- Task details
Copy out all of the data below with no alterations.

--- Begin Record set ---

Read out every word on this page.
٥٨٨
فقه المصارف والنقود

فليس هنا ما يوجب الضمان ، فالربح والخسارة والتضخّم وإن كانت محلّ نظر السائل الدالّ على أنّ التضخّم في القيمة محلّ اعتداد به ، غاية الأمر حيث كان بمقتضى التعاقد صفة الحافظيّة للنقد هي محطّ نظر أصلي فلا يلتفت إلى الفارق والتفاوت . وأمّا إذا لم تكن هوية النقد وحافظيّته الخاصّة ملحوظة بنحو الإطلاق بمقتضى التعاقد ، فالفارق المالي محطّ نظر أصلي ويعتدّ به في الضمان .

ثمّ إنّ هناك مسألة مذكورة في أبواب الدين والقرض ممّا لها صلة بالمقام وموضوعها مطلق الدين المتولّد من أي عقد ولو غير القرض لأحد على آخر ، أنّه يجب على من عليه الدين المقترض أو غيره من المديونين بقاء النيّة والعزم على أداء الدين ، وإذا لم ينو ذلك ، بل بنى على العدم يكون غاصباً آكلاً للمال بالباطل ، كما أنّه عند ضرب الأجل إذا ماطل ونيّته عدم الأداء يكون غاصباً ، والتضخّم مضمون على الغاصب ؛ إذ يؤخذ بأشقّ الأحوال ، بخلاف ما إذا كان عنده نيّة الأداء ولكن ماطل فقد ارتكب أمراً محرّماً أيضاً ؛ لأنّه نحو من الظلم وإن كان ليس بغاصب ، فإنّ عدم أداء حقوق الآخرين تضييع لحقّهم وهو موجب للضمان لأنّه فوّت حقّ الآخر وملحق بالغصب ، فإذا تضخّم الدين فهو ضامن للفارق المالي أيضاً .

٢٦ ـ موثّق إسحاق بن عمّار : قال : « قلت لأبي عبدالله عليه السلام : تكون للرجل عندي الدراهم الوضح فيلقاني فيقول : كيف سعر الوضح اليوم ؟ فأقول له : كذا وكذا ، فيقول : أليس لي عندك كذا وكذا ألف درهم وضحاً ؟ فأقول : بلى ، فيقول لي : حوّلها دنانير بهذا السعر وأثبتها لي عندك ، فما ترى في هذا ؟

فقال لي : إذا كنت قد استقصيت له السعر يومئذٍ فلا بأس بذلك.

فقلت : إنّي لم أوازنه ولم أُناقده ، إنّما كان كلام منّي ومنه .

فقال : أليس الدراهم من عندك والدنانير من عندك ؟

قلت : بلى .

--- End Record set ---

- Exercise response
Read out every word on this page.
٥٨٨
فقه المصارف والنقود

فليس هنا ما يوجب الضمان ، فالربح والخسارة والتضخّم وإن كانت محلّ نظر السائل الدالّ على أنّ التضخّم في القيمة محلّ اعتداد به ، غاية الأمر حيث كان بمقتضى التعاقد صفة الحافظيّة للنقد هي محطّ نظر أصلي فلا يلتفت إلى الفارق والتفاوت . وأمّا إذا لم تكن هوية النقد وحافظيّته الخاصّة ملحوظة بنحو الإطلاق بمقتضى التعاقد ، فالفارق المالي محطّ نظر أصلي ويعتدّ به في الضمان .

ثمّ إنّ هناك مسألة مذكورة في أبواب الدين والقرض ممّا لها صلة بالمقام وموضوعها مطلق الدين المتولّد من أي عقد ولو غير القرض لأحد على آخر ، أنّه يجب على من عليه الدين المقترض أو غيره من المديونين بقاء النيّة والعزم على أداء الدين ، وإذا لم ينو ذلك ، بل بنى على العدم يكون غاصباً آكلاً للمال بالباطل ، كما أنّه عند ضرب الأجل إذا ماطل ونيّته عدم الأداء يكون غاصباً ، والتضخّم مضمون على الغاصب ؛ إذ يؤخذ بأشقّ الأحوال ، بخلاف ما إذا كان عنده نيّة الأداء ولكن ماطل فقد ارتكب أمراً محرّماً أيضاً ؛ لأنّه نحو من الظلم وإن كان ليس بغاصب ، فإنّ عدم أداء حقوق الآخرين تضييع لحقّهم وهو موجب للضمان لأنّه فوّت حقّ الآخر وملحق بالغصب ، فإذا تضخّم الدين فهو ضامن للفارق المالي أيضاً .

٢٦ ـ موثّق إسحاق بن عمّار : قال : « قلت لأبي عبدالله عليه السلام : تكون للرجل عندي الدراهم الوضح فيلقاني فيقول : كيف سعر الوضح اليوم ؟ فأقول له : كذا وكذا ، فيقول : أليس لي عندك كذا وكذا ألف درهم وضحاً ؟ فأقول : بلى ، فيقول لي : حوّلها دنانير بهذا السعر وأثبتها لي عندك ، فما ترى في هذا ؟

فقال لي : إذا كنت قد استقصيت له السعر يومئذٍ فلا بأس بذلك.

فقلت : إنّي لم أوازنه ولم أُناقده ، إنّما كان كلام منّي ومنه .

فقال : أليس الدراهم من عندك والدنانير من عندك ؟

قلت : بلى .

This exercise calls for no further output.